Consegna 1:
Ripeti alla lettera il brano del testo su Caravaggio che parte da "Castelbasso - Progetto" e termina con "MUME di Messina.".
Consegna 2:
Nel testo su Caravaggio, l'autore parla della massima chiusura alla chiamata di Cristo. Perché, a proposito di questa chiusura, si riferisce al "futuro apostolo"? Spiegalo in una, due o tre frasi.

Testo in esame:
---------------

Castelbasso - Progetto Genesi
Caravaggio, La vocazione di San Matteo

Dei morti e degli indifferenti

Continua il viaggio di Andrea Guastella sulle orme di Caravaggio, da Malta alla Sicilia. Il focus cade stavolta sulla Resurrezione di Lazzaro del MUME di Messina. 

Io e la mia abitudine di trovare ovunque presagi, anticipazioni del futuro. Di questo passo arriverò a scrivere che la prima versione del capolavoro di Manzoni, il Fermo e Lucia, sia stato ispirato dal nome dei genitori del Merisi, o che alcuni dei suoi dipinti più famosi, come la Santa Caterina del Thyssen, la Crocifissione di Pietro della Cappella Cerasi o il Martirio del Battista di Malta conservino un ricordo dei fratelli dell’artista, Caterina, Giovan Pietro e Giovanni Battista; peccato che di costoro non si sappia nulla, se non dell’esplicito rifiuto di Caravaggio, riferito da un biografo, di incontrare uno di loro, nel frattempo diventato prete, nei suoi anni romani. Molto più interessante rivolgere lo sguardo all’indietro, ad opere come la Vocazione di San Matteo della Cappella Contarelli di cui la Risurrezione di Lazzaro è il doppio speculare. Intanto, l’ordine. Se nella Vocazione la lettura del dipinto procedeva da destra a sinistra, qui accade il contrario. Parimenti, se l’incontro tra Cristo e Matteo lì avveniva, più che all’agenzia delle entrate dell’epoca, in uno spazio simile a una taverna di bottega, anche quello con Lazzaro si svolge in un luogo diverso da quello evocato nel Vangelo, dove la tomba viene descritta come una grotta chiusa da una pietra gigante posta all’apertura; qui essa è piuttosto una tomba a livello del suolo, molto più attuale, in cui tra l’altro abbondano ossa e teschi come quelli di San Placido e dei compagni martiri ritrovati qualche decennio prima a Messina presso la Chiesa di San Giovanni di Malta e l’annesso ospedale. Solo il braccio e l’indice puntato di Cristo – identici a quelli di Adamo nell’affresco michelangiolesco della Creazione nella Cappella Sistina – rimangono gli stessi; il braccio, e il climax discendente delle reazioni dei presenti alla chiamata di Cristo, che tanto nella Vocazione di Matteo quanto nella Resurrezione di Lazzaro vanno dalla massima (apparente) disponibilità e apertura alla massima chiusura del futuro apostolo e dell’amico di Gesù. Dico del futuro apostolo perché anch’io sono convinto che sia lui, il giovane diventato quasi cieco a furia di contare le monete, il vero Levi (il primo nome di Matteo), e non l’uomo che con l’indice sembra toccare il proprio petto ma in realtà punta Matteo. Dio non si serve dei “migliori”, ma delle gambe del tavolo, dei morti e degli indifferenti, per scrivere la storia. Il Caravaggio che si sente uno di loro lo sa fin troppo bene.

---------------

Record forniti:
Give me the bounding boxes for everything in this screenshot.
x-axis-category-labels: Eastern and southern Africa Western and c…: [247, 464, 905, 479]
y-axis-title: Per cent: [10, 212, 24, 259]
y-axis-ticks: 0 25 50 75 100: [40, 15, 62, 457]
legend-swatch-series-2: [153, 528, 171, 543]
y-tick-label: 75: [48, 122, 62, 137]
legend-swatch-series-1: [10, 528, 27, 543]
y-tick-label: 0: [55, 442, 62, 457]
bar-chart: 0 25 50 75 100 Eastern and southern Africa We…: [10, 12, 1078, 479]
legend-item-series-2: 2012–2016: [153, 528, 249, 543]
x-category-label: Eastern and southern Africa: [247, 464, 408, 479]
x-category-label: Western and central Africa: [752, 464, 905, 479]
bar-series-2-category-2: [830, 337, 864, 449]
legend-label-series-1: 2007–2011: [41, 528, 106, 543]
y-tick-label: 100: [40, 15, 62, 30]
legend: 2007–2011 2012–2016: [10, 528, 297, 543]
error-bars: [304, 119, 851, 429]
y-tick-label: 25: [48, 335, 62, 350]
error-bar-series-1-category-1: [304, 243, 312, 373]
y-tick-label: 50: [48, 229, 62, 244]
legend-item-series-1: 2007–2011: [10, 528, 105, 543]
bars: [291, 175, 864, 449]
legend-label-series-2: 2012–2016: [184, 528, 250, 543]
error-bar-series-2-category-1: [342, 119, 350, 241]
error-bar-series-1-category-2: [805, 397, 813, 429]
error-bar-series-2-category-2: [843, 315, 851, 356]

---------------

La tua risposta 1:
Castelbasso - Progetto Genesi
Caravaggio, La vocazione di San Matteo

Dei morti e degli indifferenti

Continua il viaggio di Andrea Guastella sulle orme di Caravaggio, da Malta alla Sicilia. Il focus cade stavolta sulla Resurrezione di Lazzaro del MUME di Messina.

La tua risposta 2:
L'autore è convinto che il vero Levi, cioè Matteo, sia il giovane diventato quasi cieco a furia di contare le monete. Non sarebbe invece l'uomo che con l'indice sembra toccare il proprio petto, ma in realtà punta Matteo.